— ARBEITSAUFTRÄGE —
[1] Welche Rebsorte ist laut dem Text über den Muscadet ausschließlich für diesen Wein zugelassen?
[2] Ersetze im Text über den Muscadet „Rebsorte“ durch „Traubensorte“. Gib dabei den Abschnitt wieder, der mit den Worten „Stein und Obst“ beginnt und nach „Muscadet letztere kennt?“ endet.
[3] Schreibe den Text über den Muscadet dort weiter, wo er aufhört.

— SEITE —
===

Die heurige Tour ist zweigeteilt. Zuerst Flachetappen und Wind für die Sprinter, dann Bergetappen für die Kraxler. Und der Wind ist wichtig für einen Wein, der so nahe an der Bretagne wächst, dass er schon ein bissl als bretonischer Wein gilt und in den Gaststätten dieser Region auch überproportional stark vertreten ist, den Muscadet. Wenn von dem die Rede ist, kommt oft schnell ein Klischée: Massenware, ausdruckslos, bestenfalls noch Austernwein. Und dort wo er wächst, kann man die salzige Meeresluft der Bänke, wo die Austern gefangen werden, riechen, anders als in Chablis und Sancerre, die auch als Austernweine gelten. Wobei Monsieur Rudolf lieber Muscadet mit Chablis oder Sancerre, vielleicht auch alle drei miteinander kombiniert, als irgendeinen Wein mit Austern.

Stein und Obst

Eine aromatisch eher neutrale Rebsorte wie der Melon de Bourgogne, der ausschließlich für den Muscadet zugelassen ist, hat es sicher beträchtlich schwerer als Chenin Blanc, Riesling oder Sauvignon Blanc. Deshalb wollte der Organisme de Gestion du Muscadet für die „Vins génériques“, das sind die regionsweiten Weine ohne Ortsergänzung, eine Genehmigung, neben dem Melon de Bourgogne auch Colombard, Chardonnay und Sauvignon Gris verwenden zu dürfen. Bemerkenswerte Begründung: Man will aromatischere Weine, die auch Jugendlichen zugänglich sind, offerieren. Vorschnell könnte das Zweifel am Geschmack der Jugend wecken. Aber wer weiß, ob der Organisme de Gestion du Muscadet letztere kennt?

===

— BEREITGESTELLTES MATERIAL —
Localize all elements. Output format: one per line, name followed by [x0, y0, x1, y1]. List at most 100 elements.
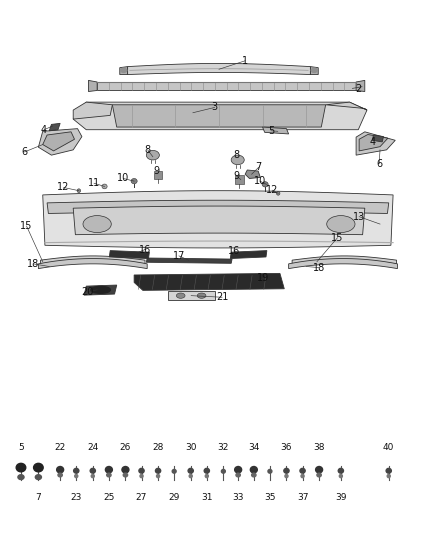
Ellipse shape — [236, 473, 240, 477]
Polygon shape — [39, 259, 147, 269]
Text: 38: 38 — [313, 443, 325, 453]
Ellipse shape — [284, 469, 289, 473]
Ellipse shape — [189, 474, 192, 478]
Ellipse shape — [197, 293, 206, 298]
Polygon shape — [245, 170, 260, 179]
Ellipse shape — [74, 469, 79, 473]
Text: 17: 17 — [173, 251, 185, 261]
Text: 8: 8 — [145, 145, 151, 155]
Text: 18: 18 — [27, 259, 39, 269]
Polygon shape — [88, 80, 97, 92]
Text: 30: 30 — [185, 443, 197, 453]
Text: 37: 37 — [297, 494, 308, 503]
Ellipse shape — [122, 466, 129, 473]
Ellipse shape — [338, 469, 343, 473]
Polygon shape — [73, 206, 365, 235]
Text: 16: 16 — [228, 246, 240, 256]
Ellipse shape — [231, 155, 244, 165]
Polygon shape — [289, 259, 397, 269]
Polygon shape — [127, 63, 311, 75]
Polygon shape — [113, 105, 325, 127]
Text: 13: 13 — [353, 212, 365, 222]
Text: 15: 15 — [331, 233, 343, 243]
Ellipse shape — [188, 469, 193, 473]
Ellipse shape — [221, 470, 225, 473]
Text: 16: 16 — [139, 245, 151, 255]
Polygon shape — [43, 191, 393, 248]
Text: 34: 34 — [248, 443, 259, 453]
Text: 24: 24 — [87, 443, 99, 453]
Polygon shape — [134, 273, 284, 290]
Text: 19: 19 — [257, 273, 269, 283]
Ellipse shape — [35, 475, 42, 480]
Ellipse shape — [177, 293, 185, 298]
Bar — [154, 171, 162, 179]
Ellipse shape — [327, 216, 355, 232]
Ellipse shape — [252, 473, 256, 477]
Ellipse shape — [155, 469, 161, 473]
Ellipse shape — [75, 474, 78, 478]
Text: 31: 31 — [201, 494, 212, 503]
Text: 9: 9 — [233, 171, 240, 181]
Text: 11: 11 — [88, 178, 100, 188]
Text: 29: 29 — [169, 494, 180, 503]
Text: 5: 5 — [18, 443, 24, 453]
Text: 36: 36 — [281, 443, 292, 453]
Ellipse shape — [262, 182, 268, 187]
Text: 10: 10 — [254, 176, 266, 186]
Ellipse shape — [386, 469, 391, 473]
Ellipse shape — [276, 191, 280, 195]
Text: 2: 2 — [355, 84, 361, 94]
Ellipse shape — [204, 469, 209, 473]
Ellipse shape — [140, 474, 143, 478]
Ellipse shape — [268, 470, 272, 473]
Text: 3: 3 — [212, 102, 218, 112]
Text: 4: 4 — [369, 137, 375, 147]
Ellipse shape — [139, 469, 144, 473]
Ellipse shape — [120, 68, 127, 72]
Text: 18: 18 — [313, 263, 325, 272]
Polygon shape — [230, 251, 267, 259]
Polygon shape — [359, 134, 388, 151]
Ellipse shape — [317, 473, 321, 477]
Text: 8: 8 — [233, 150, 240, 160]
Ellipse shape — [107, 473, 111, 477]
Text: 26: 26 — [120, 443, 131, 453]
Text: 5: 5 — [268, 126, 274, 136]
Text: 6: 6 — [376, 159, 382, 168]
Text: 10: 10 — [117, 173, 129, 183]
Ellipse shape — [316, 466, 322, 473]
Ellipse shape — [91, 474, 94, 478]
Ellipse shape — [301, 474, 304, 478]
Ellipse shape — [123, 473, 127, 477]
Text: 12: 12 — [266, 185, 278, 195]
Text: 32: 32 — [218, 443, 229, 453]
Text: 40: 40 — [383, 443, 395, 453]
Ellipse shape — [77, 189, 81, 192]
Ellipse shape — [83, 216, 111, 232]
Ellipse shape — [205, 474, 208, 478]
Polygon shape — [41, 256, 145, 264]
Polygon shape — [49, 123, 60, 131]
Ellipse shape — [300, 469, 305, 473]
Ellipse shape — [102, 184, 107, 189]
Text: 1: 1 — [242, 56, 248, 66]
Ellipse shape — [131, 179, 137, 184]
Ellipse shape — [146, 150, 159, 160]
Ellipse shape — [90, 469, 95, 473]
Ellipse shape — [57, 466, 64, 473]
Ellipse shape — [91, 286, 110, 293]
Text: 33: 33 — [233, 494, 244, 503]
Polygon shape — [110, 251, 149, 259]
Text: 21: 21 — [216, 292, 228, 302]
Text: 20: 20 — [81, 287, 94, 297]
Ellipse shape — [172, 470, 176, 473]
Polygon shape — [168, 291, 215, 301]
Polygon shape — [84, 285, 117, 295]
Bar — [235, 175, 244, 184]
Polygon shape — [325, 102, 367, 110]
Ellipse shape — [285, 474, 288, 478]
Ellipse shape — [387, 474, 390, 478]
Text: 6: 6 — [21, 147, 28, 157]
Polygon shape — [292, 256, 396, 264]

===

— LÖSUNGEN —
[1] Der Melon de Bourgogne.

[2]
Stein und Obst

Eine aromatisch eher neutrale Traubensorte wie der Melon de Bourgogne, der ausschließlich für den Muscadet zugelassen ist, hat es sicher beträchtlich schwerer als Chenin Blanc, Riesling oder Sauvignon Blanc. Deshalb wollte der Organisme de Gestion du Muscadet für die „Vins génériques“, das sind die regionsweiten Weine ohne Ortsergänzung, eine Genehmigung, neben dem Melon de Bourgogne auch Colombard, Chardonnay und Sauvignon Gris verwenden zu dürfen. Bemerkenswerte Begründung: Man will aromatischere Weine, die auch Jugendlichen zugänglich sind, offerieren. Vorschnell könnte das Zweifel am Geschmack der Jugend wecken. Aber wer weiß, ob der Organisme de Gestion du Muscadet letztere kennt?

[3]
Kaufleute und Radfahrer

Schuld daran, dass in den Muscadet nur Melon de Bourgogne hinein kommt, sind sowieso diese holländischen Kaufleute. Die haben den Bretonen im 17. Jahrhundert eingeredet, dass sie diese Rebsorte forcieren sollen, weil sie sich gar trefflich destillieren lässt. Bleibt zu hoffen, dass die Radler, ihre Funktionäre, Begleiter, Apotheker und Anhänger an den ersten beiden Tour-Tagen wenigstens ordentlich Muscadet zu sich nehmen. Das ist sauberer Radsport.

Kelten und Pariser

Und dann muss man natürlich schon auch dazu sagen, dass die Bretonen – den Savoyarden nicht ganz unähnlich – ganz gerne Extrawürstel braten. Vielleicht hat sich das auch in der Rebsortenwahl niedergeschlagen. Armorika, die Grafschaft am Meer, ist im sechsten Jahrhundert von den Kelten beglückt worden, weil die Angeln und Sachsen drüben keinen Wert auf deren Präsenz gelegt haben. Zu veritablen Fans der Zentralregierung in Paris hat das und alles seither Geschehene die Bewohner des Pays Nantais nicht gemacht.

Osten und Westen

Quasi als Grenzstadt zwischen Kult und Muscadet könnte man Angers betrachten, wobei das auch nicht ganz stimmt, weil westlich von Angers noch ein bissl Chenin Blanc auf Schieferböden wächst. Östlich gibt es auf alle Fälle Kultkalk aus dem Jura und der Kreidezeit, westlich Urgestein aus dem Massif Armoricain, dem Skelett des seinerzeit ziemlich gewaltigen herzynischen Gebirges aus Schiefer, Granit und dem noch härteren vulkanischen Gabbro, auf dem der Gorgeois von Michel Brégeon gewachsen ist.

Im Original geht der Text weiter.